# [INPUT MATERIAL]

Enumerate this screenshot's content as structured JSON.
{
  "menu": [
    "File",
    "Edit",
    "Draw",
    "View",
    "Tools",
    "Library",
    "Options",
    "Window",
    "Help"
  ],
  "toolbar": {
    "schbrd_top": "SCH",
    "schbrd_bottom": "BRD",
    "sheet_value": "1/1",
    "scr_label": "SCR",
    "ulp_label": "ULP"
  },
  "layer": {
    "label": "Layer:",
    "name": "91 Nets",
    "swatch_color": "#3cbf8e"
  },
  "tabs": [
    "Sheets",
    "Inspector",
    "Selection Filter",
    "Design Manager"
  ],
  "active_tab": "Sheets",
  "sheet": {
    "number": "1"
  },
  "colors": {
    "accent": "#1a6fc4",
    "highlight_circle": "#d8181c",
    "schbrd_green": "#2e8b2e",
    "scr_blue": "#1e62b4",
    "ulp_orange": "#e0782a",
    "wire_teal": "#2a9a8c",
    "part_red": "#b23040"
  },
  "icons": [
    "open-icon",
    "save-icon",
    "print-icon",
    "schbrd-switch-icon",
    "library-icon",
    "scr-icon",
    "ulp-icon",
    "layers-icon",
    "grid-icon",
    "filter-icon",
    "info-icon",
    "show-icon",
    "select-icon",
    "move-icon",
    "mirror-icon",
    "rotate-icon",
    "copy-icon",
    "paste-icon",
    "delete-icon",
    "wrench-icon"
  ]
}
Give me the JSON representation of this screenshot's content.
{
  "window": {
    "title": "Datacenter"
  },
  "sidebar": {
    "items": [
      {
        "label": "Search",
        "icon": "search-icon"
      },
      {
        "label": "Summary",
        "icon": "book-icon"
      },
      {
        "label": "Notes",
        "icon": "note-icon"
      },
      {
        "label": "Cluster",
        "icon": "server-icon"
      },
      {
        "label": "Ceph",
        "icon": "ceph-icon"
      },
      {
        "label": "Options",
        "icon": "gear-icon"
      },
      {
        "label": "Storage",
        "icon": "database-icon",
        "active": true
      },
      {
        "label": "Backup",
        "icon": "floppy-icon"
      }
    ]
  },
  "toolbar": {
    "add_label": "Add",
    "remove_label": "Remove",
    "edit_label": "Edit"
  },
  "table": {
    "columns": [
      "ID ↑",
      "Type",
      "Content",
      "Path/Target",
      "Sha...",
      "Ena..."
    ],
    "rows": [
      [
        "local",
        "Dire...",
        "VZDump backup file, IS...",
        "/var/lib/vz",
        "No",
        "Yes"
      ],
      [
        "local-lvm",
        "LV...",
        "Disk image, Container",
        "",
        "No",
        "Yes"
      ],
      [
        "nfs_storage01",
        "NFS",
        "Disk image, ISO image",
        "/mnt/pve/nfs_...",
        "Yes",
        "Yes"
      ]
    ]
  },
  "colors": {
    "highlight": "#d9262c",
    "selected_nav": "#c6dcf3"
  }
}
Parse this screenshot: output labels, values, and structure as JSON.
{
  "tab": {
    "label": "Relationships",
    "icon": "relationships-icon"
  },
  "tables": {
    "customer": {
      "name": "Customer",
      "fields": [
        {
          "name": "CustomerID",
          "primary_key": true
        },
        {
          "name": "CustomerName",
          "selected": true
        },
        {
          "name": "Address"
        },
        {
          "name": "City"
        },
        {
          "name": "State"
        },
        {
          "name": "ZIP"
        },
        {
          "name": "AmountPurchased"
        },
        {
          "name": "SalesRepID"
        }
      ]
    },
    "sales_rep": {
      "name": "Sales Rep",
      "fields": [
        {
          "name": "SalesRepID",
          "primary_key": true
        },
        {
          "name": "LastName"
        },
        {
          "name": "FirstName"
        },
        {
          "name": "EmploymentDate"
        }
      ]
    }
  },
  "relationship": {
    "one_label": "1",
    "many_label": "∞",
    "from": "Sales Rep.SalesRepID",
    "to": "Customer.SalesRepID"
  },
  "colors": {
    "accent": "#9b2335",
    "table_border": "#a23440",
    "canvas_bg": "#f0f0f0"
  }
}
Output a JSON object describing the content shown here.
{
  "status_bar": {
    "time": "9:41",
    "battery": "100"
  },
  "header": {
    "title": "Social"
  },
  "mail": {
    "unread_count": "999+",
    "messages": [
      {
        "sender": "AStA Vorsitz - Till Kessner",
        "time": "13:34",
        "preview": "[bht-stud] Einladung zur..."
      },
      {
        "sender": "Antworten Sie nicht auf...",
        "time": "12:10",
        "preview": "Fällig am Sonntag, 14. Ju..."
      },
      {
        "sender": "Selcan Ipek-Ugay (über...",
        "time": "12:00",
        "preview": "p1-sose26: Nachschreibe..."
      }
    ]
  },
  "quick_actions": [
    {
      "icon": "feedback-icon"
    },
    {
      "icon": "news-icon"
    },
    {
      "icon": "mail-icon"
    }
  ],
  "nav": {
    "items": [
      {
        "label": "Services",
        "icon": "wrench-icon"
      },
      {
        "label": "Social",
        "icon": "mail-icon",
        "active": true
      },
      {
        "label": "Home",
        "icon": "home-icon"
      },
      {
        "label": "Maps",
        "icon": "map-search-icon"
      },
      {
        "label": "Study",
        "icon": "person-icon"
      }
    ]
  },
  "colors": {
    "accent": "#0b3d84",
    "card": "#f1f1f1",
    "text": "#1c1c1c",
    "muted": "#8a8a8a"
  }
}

# [WHAT THE TASK ASKS]
Set down the entries above again, word for word.

# [SOLUTION BELOW]
Enumerate this screenshot's content as structured JSON.
{
  "menu": [
    "File",
    "Edit",
    "Draw",
    "View",
    "Tools",
    "Library",
    "Options",
    "Window",
    "Help"
  ],
  "toolbar": {
    "schbrd_top": "SCH",
    "schbrd_bottom": "BRD",
    "sheet_value": "1/1",
    "scr_label": "SCR",
    "ulp_label": "ULP"
  },
  "layer": {
    "label": "Layer:",
    "name": "91 Nets",
    "swatch_color": "#3cbf8e"
  },
  "tabs": [
    "Sheets",
    "Inspector",
    "Selection Filter",
    "Design Manager"
  ],
  "active_tab": "Sheets",
  "sheet": {
    "number": "1"
  },
  "colors": {
    "accent": "#1a6fc4",
    "highlight_circle": "#d8181c",
    "schbrd_green": "#2e8b2e",
    "scr_blue": "#1e62b4",
    "ulp_orange": "#e0782a",
    "wire_teal": "#2a9a8c",
    "part_red": "#b23040"
  },
  "icons": [
    "open-icon",
    "save-icon",
    "print-icon",
    "schbrd-switch-icon",
    "library-icon",
    "scr-icon",
    "ulp-icon",
    "layers-icon",
    "grid-icon",
    "filter-icon",
    "info-icon",
    "show-icon",
    "select-icon",
    "move-icon",
    "mirror-icon",
    "rotate-icon",
    "copy-icon",
    "paste-icon",
    "delete-icon",
    "wrench-icon"
  ]
}
Give me the JSON representation of this screenshot's content.
{
  "window": {
    "title": "Datacenter"
  },
  "sidebar": {
    "items": [
      {
        "label": "Search",
        "icon": "search-icon"
      },
      {
        "label": "Summary",
        "icon": "book-icon"
      },
      {
        "label": "Notes",
        "icon": "note-icon"
      },
      {
        "label": "Cluster",
        "icon": "server-icon"
      },
      {
        "label": "Ceph",
        "icon": "ceph-icon"
      },
      {
        "label": "Options",
        "icon": "gear-icon"
      },
      {
        "label": "Storage",
        "icon": "database-icon",
        "active": true
      },
      {
        "label": "Backup",
        "icon": "floppy-icon"
      }
    ]
  },
  "toolbar": {
    "add_label": "Add",
    "remove_label": "Remove",
    "edit_label": "Edit"
  },
  "table": {
    "columns": [
      "ID ↑",
      "Type",
      "Content",
      "Path/Target",
      "Sha...",
      "Ena..."
    ],
    "rows": [
      [
        "local",
        "Dire...",
        "VZDump backup file, IS...",
        "/var/lib/vz",
        "No",
        "Yes"
      ],
      [
        "local-lvm",
        "LV...",
        "Disk image, Container",
        "",
        "No",
        "Yes"
      ],
      [
        "nfs_storage01",
        "NFS",
        "Disk image, ISO image",
        "/mnt/pve/nfs_...",
        "Yes",
        "Yes"
      ]
    ]
  },
  "colors": {
    "highlight": "#d9262c",
    "selected_nav": "#c6dcf3"
  }
}
Parse this screenshot: output labels, values, and structure as JSON.
{
  "tab": {
    "label": "Relationships",
    "icon": "relationships-icon"
  },
  "tables": {
    "customer": {
      "name": "Customer",
      "fields": [
        {
          "name": "CustomerID",
          "primary_key": true
        },
        {
          "name": "CustomerName",
          "selected": true
        },
        {
          "name": "Address"
        },
        {
          "name": "City"
        },
        {
          "name": "State"
        },
        {
          "name": "ZIP"
        },
        {
          "name": "AmountPurchased"
        },
        {
          "name": "SalesRepID"
        }
      ]
    },
    "sales_rep": {
      "name": "Sales Rep",
      "fields": [
        {
          "name": "SalesRepID",
          "primary_key": true
        },
        {
          "name": "LastName"
        },
        {
          "name": "FirstName"
        },
        {
          "name": "EmploymentDate"
        }
      ]
    }
  },
  "relationship": {
    "one_label": "1",
    "many_label": "∞",
    "from": "Sales Rep.SalesRepID",
    "to": "Customer.SalesRepID"
  },
  "colors": {
    "accent": "#9b2335",
    "table_border": "#a23440",
    "canvas_bg": "#f0f0f0"
  }
}
Output a JSON object describing the content shown here.
{
  "status_bar": {
    "time": "9:41",
    "battery": "100"
  },
  "header": {
    "title": "Social"
  },
  "mail": {
    "unread_count": "999+",
    "messages": [
      {
        "sender": "AStA Vorsitz - Till Kessner",
        "time": "13:34",
        "preview": "[bht-stud] Einladung zur..."
      },
      {
        "sender": "Antworten Sie nicht auf...",
        "time": "12:10",
        "preview": "Fällig am Sonntag, 14. Ju..."
      },
      {
        "sender": "Selcan Ipek-Ugay (über...",
        "time": "12:00",
        "preview": "p1-sose26: Nachschreibe..."
      }
    ]
  },
  "quick_actions": [
    {
      "icon": "feedback-icon"
    },
    {
      "icon": "news-icon"
    },
    {
      "icon": "mail-icon"
    }
  ],
  "nav": {
    "items": [
      {
        "label": "Services",
        "icon": "wrench-icon"
      },
      {
        "label": "Social",
        "icon": "mail-icon",
        "active": true
      },
      {
        "label": "Home",
        "icon": "home-icon"
      },
      {
        "label": "Maps",
        "icon": "map-search-icon"
      },
      {
        "label": "Study",
        "icon": "person-icon"
      }
    ]
  },
  "colors": {
    "accent": "#0b3d84",
    "card": "#f1f1f1",
    "text": "#1c1c1c",
    "muted": "#8a8a8a"
  }
}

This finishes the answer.